#### RECORDS FOR THIS TASK:
-- -- --

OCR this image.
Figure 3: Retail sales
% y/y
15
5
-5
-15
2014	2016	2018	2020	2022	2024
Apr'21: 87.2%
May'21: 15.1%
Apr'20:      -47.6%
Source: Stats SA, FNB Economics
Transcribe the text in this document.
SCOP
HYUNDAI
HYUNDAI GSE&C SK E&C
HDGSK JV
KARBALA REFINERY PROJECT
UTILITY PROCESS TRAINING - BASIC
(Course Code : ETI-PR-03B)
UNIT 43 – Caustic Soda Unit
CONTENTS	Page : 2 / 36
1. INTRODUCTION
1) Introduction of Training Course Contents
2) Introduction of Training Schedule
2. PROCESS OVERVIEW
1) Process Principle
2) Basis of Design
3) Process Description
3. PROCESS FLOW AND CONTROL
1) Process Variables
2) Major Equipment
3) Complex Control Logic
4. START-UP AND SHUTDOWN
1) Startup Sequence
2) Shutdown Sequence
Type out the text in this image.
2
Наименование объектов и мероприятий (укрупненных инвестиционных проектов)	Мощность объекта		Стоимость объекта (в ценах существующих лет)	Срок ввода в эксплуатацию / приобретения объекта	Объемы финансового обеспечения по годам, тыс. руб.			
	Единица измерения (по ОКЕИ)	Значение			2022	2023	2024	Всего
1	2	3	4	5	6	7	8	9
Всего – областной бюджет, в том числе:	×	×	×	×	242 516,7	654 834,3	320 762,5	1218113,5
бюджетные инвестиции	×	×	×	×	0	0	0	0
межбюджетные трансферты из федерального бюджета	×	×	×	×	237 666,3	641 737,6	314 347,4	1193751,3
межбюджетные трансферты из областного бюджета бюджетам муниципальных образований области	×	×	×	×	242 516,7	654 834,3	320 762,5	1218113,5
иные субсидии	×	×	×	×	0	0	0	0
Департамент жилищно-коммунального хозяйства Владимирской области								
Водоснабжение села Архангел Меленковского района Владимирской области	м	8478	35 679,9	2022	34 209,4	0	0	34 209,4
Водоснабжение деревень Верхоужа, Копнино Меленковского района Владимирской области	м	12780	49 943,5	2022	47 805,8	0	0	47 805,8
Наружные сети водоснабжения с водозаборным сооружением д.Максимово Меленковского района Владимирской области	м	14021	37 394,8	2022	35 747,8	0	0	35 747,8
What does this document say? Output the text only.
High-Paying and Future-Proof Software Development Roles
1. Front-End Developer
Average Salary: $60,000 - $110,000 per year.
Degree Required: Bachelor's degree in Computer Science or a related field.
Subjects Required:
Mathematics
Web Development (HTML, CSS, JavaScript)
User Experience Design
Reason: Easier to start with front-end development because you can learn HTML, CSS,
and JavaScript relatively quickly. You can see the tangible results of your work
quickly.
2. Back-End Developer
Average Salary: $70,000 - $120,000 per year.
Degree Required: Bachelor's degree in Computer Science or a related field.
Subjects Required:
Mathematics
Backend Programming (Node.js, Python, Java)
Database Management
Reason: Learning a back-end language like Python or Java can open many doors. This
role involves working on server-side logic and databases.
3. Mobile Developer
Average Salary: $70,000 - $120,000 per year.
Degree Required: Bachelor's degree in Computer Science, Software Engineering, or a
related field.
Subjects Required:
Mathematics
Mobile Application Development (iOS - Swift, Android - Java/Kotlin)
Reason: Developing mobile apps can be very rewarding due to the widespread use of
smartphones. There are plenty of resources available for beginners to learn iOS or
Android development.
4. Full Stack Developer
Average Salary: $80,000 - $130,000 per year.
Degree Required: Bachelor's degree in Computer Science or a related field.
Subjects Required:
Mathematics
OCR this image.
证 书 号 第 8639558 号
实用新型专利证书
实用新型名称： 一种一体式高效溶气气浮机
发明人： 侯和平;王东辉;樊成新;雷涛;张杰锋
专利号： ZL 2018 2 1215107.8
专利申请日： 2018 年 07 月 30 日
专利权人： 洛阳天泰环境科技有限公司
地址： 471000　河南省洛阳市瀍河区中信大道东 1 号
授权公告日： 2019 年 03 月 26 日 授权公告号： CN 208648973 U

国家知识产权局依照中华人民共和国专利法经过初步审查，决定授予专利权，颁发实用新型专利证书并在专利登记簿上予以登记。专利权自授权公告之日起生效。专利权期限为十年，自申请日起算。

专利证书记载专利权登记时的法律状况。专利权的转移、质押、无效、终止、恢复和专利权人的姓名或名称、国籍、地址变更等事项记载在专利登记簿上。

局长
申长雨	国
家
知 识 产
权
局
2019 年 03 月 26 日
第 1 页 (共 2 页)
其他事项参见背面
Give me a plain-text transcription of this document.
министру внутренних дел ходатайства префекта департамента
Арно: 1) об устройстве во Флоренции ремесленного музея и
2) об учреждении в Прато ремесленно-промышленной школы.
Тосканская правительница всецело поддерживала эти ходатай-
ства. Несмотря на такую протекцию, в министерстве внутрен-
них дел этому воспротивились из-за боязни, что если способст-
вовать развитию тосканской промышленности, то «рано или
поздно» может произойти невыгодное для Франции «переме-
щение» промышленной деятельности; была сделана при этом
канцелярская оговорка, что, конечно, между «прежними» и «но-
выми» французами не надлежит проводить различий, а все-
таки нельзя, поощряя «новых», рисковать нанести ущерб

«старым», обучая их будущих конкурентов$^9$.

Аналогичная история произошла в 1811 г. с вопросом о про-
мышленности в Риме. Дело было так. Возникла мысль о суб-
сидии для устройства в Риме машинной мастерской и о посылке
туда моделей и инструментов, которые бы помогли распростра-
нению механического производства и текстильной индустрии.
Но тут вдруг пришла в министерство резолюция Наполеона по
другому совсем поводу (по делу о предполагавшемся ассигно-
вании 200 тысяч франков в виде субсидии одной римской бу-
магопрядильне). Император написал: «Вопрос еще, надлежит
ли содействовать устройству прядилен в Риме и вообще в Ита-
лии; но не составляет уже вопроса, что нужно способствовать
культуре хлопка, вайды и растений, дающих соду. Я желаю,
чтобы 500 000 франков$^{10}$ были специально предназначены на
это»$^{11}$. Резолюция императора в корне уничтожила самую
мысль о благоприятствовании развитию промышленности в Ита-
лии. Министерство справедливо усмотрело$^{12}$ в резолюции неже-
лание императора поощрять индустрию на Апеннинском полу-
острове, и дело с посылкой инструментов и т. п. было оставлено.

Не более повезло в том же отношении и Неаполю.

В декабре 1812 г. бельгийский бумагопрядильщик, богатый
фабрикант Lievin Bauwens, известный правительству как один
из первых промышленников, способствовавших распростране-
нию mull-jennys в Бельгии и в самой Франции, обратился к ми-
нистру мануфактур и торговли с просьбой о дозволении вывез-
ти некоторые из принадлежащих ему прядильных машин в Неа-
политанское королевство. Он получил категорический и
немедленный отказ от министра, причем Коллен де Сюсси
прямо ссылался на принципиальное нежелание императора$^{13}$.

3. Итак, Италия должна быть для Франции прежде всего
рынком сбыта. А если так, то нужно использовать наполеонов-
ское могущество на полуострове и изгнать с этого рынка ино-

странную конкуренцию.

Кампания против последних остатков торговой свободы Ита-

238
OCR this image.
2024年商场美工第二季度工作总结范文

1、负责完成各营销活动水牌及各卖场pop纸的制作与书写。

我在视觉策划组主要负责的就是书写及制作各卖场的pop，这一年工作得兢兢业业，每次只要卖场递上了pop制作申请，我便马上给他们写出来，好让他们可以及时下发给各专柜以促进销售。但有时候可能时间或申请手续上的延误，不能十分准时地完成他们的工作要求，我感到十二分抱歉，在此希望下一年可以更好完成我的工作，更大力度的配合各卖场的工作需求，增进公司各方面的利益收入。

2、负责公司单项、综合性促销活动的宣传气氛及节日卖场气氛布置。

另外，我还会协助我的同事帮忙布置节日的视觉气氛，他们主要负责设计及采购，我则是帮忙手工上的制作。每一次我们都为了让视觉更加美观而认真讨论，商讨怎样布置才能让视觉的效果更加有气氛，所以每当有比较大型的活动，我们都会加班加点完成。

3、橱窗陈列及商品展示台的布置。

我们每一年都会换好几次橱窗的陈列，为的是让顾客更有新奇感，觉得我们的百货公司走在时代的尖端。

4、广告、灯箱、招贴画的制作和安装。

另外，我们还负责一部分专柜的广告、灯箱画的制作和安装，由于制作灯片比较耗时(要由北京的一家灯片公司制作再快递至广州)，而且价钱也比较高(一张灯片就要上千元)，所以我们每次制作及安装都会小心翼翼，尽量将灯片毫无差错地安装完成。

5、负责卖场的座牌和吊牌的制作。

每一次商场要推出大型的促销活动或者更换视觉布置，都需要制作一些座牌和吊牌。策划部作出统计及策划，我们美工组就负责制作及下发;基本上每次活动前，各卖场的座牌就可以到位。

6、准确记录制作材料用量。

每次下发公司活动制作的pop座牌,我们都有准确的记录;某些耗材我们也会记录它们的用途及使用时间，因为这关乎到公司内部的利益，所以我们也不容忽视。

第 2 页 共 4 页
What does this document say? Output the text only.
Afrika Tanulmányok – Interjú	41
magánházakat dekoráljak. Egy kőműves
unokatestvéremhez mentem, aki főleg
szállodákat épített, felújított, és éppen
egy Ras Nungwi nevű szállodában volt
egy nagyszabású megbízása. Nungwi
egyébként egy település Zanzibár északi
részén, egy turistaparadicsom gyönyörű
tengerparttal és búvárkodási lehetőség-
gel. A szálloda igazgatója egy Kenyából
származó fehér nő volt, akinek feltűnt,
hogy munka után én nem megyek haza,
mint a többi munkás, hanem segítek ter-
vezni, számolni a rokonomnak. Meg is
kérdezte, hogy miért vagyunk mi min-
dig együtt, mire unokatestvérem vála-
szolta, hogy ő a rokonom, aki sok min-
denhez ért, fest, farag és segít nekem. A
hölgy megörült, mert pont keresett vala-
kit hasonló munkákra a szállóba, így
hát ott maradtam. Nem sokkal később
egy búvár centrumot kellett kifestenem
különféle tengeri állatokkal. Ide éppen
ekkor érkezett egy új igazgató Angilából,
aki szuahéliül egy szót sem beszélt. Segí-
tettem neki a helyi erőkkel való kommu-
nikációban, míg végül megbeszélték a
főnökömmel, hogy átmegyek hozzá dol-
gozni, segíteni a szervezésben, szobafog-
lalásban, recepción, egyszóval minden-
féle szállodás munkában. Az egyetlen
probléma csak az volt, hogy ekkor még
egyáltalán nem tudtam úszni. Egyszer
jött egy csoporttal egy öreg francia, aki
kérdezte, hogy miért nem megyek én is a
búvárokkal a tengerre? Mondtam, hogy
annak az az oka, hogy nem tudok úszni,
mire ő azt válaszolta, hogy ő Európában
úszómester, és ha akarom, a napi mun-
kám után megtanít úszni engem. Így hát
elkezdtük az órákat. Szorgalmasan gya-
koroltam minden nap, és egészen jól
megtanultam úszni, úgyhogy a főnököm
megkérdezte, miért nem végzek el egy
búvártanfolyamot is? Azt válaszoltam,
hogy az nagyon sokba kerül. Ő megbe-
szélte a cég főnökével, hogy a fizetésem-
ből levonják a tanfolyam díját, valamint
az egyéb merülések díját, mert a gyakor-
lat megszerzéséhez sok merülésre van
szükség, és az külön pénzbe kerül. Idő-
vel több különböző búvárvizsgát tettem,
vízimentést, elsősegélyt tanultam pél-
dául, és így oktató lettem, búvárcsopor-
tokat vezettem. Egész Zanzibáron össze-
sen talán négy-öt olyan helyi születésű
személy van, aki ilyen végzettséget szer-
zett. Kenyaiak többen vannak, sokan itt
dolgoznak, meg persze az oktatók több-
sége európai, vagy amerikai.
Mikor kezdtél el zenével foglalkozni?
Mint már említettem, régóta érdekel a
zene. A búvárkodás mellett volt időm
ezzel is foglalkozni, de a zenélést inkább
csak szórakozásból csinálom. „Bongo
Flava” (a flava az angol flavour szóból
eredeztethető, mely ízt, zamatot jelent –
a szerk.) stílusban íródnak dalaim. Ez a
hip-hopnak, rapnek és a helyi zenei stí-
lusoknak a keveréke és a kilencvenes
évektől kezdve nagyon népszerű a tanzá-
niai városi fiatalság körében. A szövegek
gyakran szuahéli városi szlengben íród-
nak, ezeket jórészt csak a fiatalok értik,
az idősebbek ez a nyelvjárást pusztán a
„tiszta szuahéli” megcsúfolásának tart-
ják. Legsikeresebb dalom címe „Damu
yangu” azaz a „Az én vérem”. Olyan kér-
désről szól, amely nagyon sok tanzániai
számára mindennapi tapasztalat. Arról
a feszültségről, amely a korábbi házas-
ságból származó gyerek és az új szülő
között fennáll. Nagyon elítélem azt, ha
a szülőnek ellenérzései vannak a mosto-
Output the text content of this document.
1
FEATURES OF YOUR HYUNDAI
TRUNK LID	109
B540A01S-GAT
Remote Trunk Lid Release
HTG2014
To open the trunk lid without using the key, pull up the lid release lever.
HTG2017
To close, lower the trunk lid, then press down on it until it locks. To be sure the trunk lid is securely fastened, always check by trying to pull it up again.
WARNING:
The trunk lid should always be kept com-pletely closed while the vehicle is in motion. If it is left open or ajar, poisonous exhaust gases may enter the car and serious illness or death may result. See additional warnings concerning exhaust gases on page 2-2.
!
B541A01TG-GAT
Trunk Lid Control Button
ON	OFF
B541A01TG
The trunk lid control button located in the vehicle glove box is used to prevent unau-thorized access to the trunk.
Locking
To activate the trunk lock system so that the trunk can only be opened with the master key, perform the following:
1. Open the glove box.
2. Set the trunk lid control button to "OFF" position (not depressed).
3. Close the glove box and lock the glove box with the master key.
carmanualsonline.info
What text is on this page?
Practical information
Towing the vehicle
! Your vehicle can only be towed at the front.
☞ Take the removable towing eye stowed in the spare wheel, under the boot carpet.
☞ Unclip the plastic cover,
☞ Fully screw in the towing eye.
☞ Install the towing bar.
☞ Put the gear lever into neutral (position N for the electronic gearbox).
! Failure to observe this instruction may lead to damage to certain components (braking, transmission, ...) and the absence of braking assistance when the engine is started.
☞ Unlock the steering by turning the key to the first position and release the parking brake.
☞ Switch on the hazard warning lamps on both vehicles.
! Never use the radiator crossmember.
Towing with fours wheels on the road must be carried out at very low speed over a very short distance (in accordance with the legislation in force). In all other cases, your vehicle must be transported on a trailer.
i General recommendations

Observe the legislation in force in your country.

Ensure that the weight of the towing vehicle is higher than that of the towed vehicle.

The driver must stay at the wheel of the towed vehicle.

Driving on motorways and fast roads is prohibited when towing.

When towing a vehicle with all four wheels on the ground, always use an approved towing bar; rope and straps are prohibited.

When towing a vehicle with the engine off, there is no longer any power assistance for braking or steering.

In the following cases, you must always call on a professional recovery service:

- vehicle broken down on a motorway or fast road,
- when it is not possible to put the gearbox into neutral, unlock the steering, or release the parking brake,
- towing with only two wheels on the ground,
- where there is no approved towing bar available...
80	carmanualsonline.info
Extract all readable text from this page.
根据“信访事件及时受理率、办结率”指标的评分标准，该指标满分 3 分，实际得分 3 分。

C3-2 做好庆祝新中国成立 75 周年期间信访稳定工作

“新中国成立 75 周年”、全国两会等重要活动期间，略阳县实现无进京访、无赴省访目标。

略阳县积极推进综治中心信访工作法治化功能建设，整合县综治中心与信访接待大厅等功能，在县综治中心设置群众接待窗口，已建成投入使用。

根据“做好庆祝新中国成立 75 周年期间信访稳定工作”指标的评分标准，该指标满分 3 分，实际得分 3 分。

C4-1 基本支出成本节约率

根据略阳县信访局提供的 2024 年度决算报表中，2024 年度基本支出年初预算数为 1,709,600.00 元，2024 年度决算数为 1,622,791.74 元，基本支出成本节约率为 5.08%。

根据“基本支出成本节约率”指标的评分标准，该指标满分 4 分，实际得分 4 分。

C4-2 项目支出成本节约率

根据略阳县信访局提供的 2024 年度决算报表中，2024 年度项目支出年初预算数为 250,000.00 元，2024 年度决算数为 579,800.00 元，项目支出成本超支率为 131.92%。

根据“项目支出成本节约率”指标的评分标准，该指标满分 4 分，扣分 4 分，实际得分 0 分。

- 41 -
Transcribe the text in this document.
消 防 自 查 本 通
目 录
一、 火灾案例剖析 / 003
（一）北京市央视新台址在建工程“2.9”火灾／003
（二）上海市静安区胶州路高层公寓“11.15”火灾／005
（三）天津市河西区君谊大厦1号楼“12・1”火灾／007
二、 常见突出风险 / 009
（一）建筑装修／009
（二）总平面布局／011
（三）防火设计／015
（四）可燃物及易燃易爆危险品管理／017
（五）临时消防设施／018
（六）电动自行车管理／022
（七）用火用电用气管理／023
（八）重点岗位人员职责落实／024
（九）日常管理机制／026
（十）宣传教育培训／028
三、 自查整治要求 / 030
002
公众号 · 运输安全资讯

-- -- --

Pick out each line that holds the string "Водоснабжение".

#### REPLY:
Водоснабжение села Архангел Меленковского района Владимирской области	м	8478	35 679,9	2022	34 209,4	0	0	34 209,4
Водоснабжение деревень Верхоужа, Копнино Меленковского района Владимирской области	м	12780	49 943,5	2022	47 805,8	0	0	47 805,8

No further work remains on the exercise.